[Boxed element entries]
=======

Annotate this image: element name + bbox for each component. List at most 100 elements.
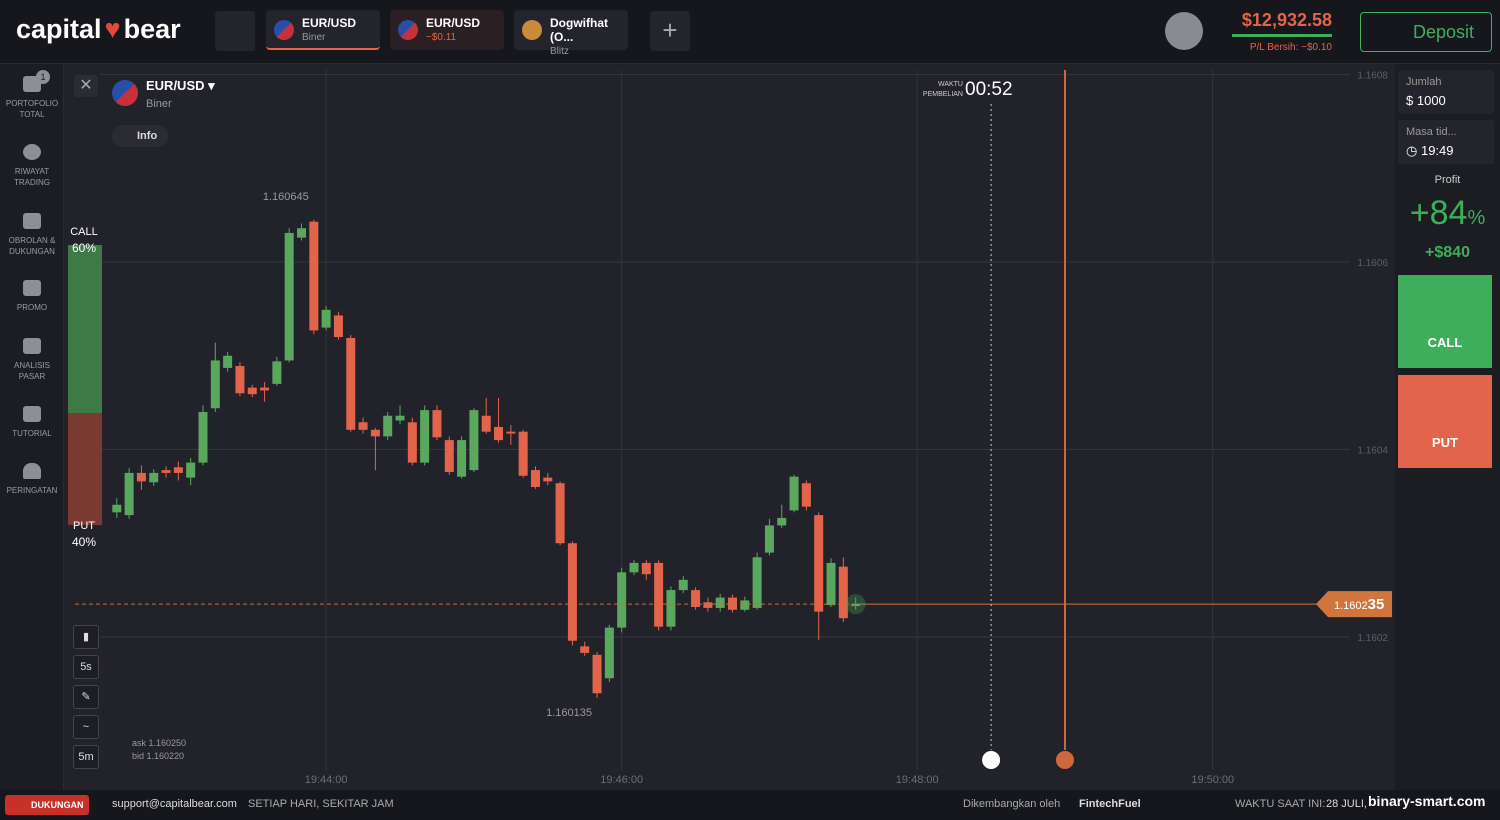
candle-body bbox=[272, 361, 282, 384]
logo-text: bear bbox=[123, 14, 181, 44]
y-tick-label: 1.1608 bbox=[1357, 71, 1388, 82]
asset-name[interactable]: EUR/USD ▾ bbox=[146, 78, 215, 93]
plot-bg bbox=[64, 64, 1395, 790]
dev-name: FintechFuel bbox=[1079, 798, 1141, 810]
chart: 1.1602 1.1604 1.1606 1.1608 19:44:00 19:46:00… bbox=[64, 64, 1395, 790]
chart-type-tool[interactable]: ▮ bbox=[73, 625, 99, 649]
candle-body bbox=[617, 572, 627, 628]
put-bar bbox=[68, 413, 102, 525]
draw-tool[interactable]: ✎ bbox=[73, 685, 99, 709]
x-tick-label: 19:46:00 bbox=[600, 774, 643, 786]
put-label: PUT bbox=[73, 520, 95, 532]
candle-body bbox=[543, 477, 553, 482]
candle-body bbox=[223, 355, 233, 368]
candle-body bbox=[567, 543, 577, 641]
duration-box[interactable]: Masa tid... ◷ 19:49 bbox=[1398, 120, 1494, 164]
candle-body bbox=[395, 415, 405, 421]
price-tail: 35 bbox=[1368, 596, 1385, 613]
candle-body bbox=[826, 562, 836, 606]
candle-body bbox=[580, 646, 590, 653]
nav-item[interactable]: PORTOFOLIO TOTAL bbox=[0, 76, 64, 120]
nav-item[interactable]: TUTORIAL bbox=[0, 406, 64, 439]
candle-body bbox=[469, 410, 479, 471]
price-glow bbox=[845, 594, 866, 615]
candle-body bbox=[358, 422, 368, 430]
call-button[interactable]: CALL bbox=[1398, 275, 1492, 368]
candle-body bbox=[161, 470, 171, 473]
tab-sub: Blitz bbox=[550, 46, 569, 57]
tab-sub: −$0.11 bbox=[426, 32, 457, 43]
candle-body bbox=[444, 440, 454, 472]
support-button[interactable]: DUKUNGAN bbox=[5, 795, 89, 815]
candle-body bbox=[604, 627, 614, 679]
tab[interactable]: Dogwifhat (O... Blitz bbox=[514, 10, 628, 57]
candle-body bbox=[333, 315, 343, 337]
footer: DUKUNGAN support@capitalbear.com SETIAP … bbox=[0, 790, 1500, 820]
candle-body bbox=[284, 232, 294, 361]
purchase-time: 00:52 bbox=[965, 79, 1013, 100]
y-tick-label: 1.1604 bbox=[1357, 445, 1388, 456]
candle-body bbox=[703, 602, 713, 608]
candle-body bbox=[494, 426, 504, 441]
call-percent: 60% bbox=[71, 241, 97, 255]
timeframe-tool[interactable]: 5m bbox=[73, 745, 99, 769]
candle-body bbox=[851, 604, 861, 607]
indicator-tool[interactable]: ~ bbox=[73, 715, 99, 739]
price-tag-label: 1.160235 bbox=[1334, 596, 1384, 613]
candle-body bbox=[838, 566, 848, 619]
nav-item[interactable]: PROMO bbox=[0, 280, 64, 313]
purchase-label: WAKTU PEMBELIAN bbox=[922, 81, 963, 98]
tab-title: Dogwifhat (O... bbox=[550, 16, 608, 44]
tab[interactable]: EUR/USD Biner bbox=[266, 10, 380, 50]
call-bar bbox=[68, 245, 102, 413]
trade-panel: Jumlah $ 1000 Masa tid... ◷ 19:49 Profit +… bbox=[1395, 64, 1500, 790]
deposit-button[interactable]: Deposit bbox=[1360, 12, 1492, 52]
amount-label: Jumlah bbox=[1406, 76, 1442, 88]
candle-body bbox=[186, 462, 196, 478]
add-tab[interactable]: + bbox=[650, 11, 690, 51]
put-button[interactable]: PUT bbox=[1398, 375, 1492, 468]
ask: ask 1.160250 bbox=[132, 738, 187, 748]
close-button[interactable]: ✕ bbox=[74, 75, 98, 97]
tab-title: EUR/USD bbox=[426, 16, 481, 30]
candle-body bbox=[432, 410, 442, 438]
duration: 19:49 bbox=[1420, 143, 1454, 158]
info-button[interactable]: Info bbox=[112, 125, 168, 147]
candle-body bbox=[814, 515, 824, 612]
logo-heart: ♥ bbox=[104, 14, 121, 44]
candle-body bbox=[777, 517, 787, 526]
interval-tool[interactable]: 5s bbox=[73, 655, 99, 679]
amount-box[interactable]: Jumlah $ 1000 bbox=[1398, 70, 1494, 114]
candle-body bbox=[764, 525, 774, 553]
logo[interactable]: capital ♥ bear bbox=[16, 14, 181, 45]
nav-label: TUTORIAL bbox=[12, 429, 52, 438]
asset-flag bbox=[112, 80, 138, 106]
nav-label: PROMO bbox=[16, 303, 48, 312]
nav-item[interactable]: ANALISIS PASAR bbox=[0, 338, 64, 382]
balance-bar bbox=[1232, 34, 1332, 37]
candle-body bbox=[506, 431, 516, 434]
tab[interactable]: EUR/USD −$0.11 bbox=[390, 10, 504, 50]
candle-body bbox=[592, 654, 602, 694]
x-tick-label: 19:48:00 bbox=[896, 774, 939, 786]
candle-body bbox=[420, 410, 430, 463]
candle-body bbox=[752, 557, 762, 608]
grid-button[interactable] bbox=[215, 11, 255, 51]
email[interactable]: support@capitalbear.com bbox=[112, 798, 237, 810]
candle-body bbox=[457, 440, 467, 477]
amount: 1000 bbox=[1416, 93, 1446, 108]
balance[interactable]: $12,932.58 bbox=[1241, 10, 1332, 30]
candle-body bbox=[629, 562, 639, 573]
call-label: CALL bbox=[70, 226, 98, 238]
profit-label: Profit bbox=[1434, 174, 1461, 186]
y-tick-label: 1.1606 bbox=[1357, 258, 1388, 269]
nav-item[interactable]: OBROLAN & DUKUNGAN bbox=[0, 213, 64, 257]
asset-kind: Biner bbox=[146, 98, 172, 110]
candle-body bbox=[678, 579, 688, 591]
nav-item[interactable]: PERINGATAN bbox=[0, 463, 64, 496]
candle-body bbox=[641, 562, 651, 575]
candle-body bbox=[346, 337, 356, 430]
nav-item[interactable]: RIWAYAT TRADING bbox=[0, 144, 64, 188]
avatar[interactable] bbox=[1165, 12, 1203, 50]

=======

**Objective**
Please rewrite all the material above, switching every "candle-body" to "candlestick-body" and leaving everything else unchanged. Leave the pictures out of your version.

**Completed task**
Annotate this image: element name + bbox for each component. List at most 100 elements.
candlestick-body bbox=[272, 361, 282, 384]
logo-text: bear bbox=[123, 14, 181, 44]
y-tick-label: 1.1608 bbox=[1357, 71, 1388, 82]
asset-name[interactable]: EUR/USD ▾ bbox=[146, 78, 215, 93]
plot-bg bbox=[64, 64, 1395, 790]
dev-name: FintechFuel bbox=[1079, 798, 1141, 810]
chart: 1.1602 1.1604 1.1606 1.1608 19:44:00 19:46:00… bbox=[64, 64, 1395, 790]
chart-type-tool[interactable]: ▮ bbox=[73, 625, 99, 649]
candlestick-body bbox=[617, 572, 627, 628]
put-bar bbox=[68, 413, 102, 525]
draw-tool[interactable]: ✎ bbox=[73, 685, 99, 709]
x-tick-label: 19:46:00 bbox=[600, 774, 643, 786]
put-label: PUT bbox=[73, 520, 95, 532]
candlestick-body bbox=[543, 477, 553, 482]
candlestick-body bbox=[223, 355, 233, 368]
candlestick-body bbox=[567, 543, 577, 641]
duration-box[interactable]: Masa tid... ◷ 19:49 bbox=[1398, 120, 1494, 164]
candlestick-body bbox=[395, 415, 405, 421]
price-tail: 35 bbox=[1368, 596, 1385, 613]
candlestick-body bbox=[826, 562, 836, 606]
candlestick-body bbox=[580, 646, 590, 653]
nav-item[interactable]: PORTOFOLIO TOTAL bbox=[0, 76, 64, 120]
nav-item[interactable]: TUTORIAL bbox=[0, 406, 64, 439]
candlestick-body bbox=[469, 410, 479, 471]
price-glow bbox=[845, 594, 866, 615]
candlestick-body bbox=[358, 422, 368, 430]
call-button[interactable]: CALL bbox=[1398, 275, 1492, 368]
candlestick-body bbox=[161, 470, 171, 473]
tab-sub: Blitz bbox=[550, 46, 569, 57]
tab-sub: −$0.11 bbox=[426, 32, 457, 43]
candlestick-body bbox=[444, 440, 454, 472]
support-button[interactable]: DUKUNGAN bbox=[5, 795, 89, 815]
candlestick-body bbox=[604, 627, 614, 679]
tab[interactable]: Dogwifhat (O... Blitz bbox=[514, 10, 628, 57]
candlestick-body bbox=[333, 315, 343, 337]
footer: DUKUNGAN support@capitalbear.com SETIAP … bbox=[0, 790, 1500, 820]
candlestick-body bbox=[284, 232, 294, 361]
purchase-time: 00:52 bbox=[965, 79, 1013, 100]
y-tick-label: 1.1604 bbox=[1357, 445, 1388, 456]
candlestick-body bbox=[703, 602, 713, 608]
candlestick-body bbox=[494, 426, 504, 441]
call-percent: 60% bbox=[71, 241, 97, 255]
timeframe-tool[interactable]: 5m bbox=[73, 745, 99, 769]
candlestick-body bbox=[851, 604, 861, 607]
indicator-tool[interactable]: ~ bbox=[73, 715, 99, 739]
price-tag-label: 1.160235 bbox=[1334, 596, 1384, 613]
candlestick-body bbox=[838, 566, 848, 619]
nav-item[interactable]: PROMO bbox=[0, 280, 64, 313]
purchase-label: WAKTU PEMBELIAN bbox=[922, 81, 963, 98]
tab-title: Dogwifhat (O... bbox=[550, 16, 608, 44]
tab[interactable]: EUR/USD Biner bbox=[266, 10, 380, 50]
call-bar bbox=[68, 245, 102, 413]
trade-panel: Jumlah $ 1000 Masa tid... ◷ 19:49 Profit +… bbox=[1395, 64, 1500, 790]
deposit-button[interactable]: Deposit bbox=[1360, 12, 1492, 52]
amount-label: Jumlah bbox=[1406, 76, 1442, 88]
candlestick-body bbox=[186, 462, 196, 478]
add-tab[interactable]: + bbox=[650, 11, 690, 51]
put-button[interactable]: PUT bbox=[1398, 375, 1492, 468]
ask: ask 1.160250 bbox=[132, 738, 187, 748]
close-button[interactable]: ✕ bbox=[74, 75, 98, 97]
tab-title: EUR/USD bbox=[426, 16, 481, 30]
candlestick-body bbox=[432, 410, 442, 438]
duration: 19:49 bbox=[1420, 143, 1454, 158]
info-button[interactable]: Info bbox=[112, 125, 168, 147]
candlestick-body bbox=[814, 515, 824, 612]
logo-heart: ♥ bbox=[104, 14, 121, 44]
candlestick-body bbox=[777, 517, 787, 526]
interval-tool[interactable]: 5s bbox=[73, 655, 99, 679]
amount-box[interactable]: Jumlah $ 1000 bbox=[1398, 70, 1494, 114]
candlestick-body bbox=[764, 525, 774, 553]
logo[interactable]: capital ♥ bear bbox=[16, 14, 181, 45]
nav-label: TUTORIAL bbox=[12, 429, 52, 438]
asset-flag bbox=[112, 80, 138, 106]
nav-label: PROMO bbox=[16, 303, 48, 312]
nav-item[interactable]: ANALISIS PASAR bbox=[0, 338, 64, 382]
balance-bar bbox=[1232, 34, 1332, 37]
candlestick-body bbox=[506, 431, 516, 434]
tab[interactable]: EUR/USD −$0.11 bbox=[390, 10, 504, 50]
candlestick-body bbox=[592, 654, 602, 694]
x-tick-label: 19:48:00 bbox=[896, 774, 939, 786]
candlestick-body bbox=[420, 410, 430, 463]
candlestick-body bbox=[752, 557, 762, 608]
grid-button[interactable] bbox=[215, 11, 255, 51]
email[interactable]: support@capitalbear.com bbox=[112, 798, 237, 810]
candlestick-body bbox=[457, 440, 467, 477]
amount: 1000 bbox=[1416, 93, 1446, 108]
balance[interactable]: $12,932.58 bbox=[1241, 10, 1332, 30]
candlestick-body bbox=[629, 562, 639, 573]
call-label: CALL bbox=[70, 226, 98, 238]
profit-label: Profit bbox=[1434, 174, 1461, 186]
y-tick-label: 1.1606 bbox=[1357, 258, 1388, 269]
nav-item[interactable]: OBROLAN & DUKUNGAN bbox=[0, 213, 64, 257]
asset-kind: Biner bbox=[146, 98, 172, 110]
candlestick-body bbox=[678, 579, 688, 591]
nav-item[interactable]: PERINGATAN bbox=[0, 463, 64, 496]
candlestick-body bbox=[641, 562, 651, 575]
candlestick-body bbox=[346, 337, 356, 430]
nav-item[interactable]: RIWAYAT TRADING bbox=[0, 144, 64, 188]
avatar[interactable] bbox=[1165, 12, 1203, 50]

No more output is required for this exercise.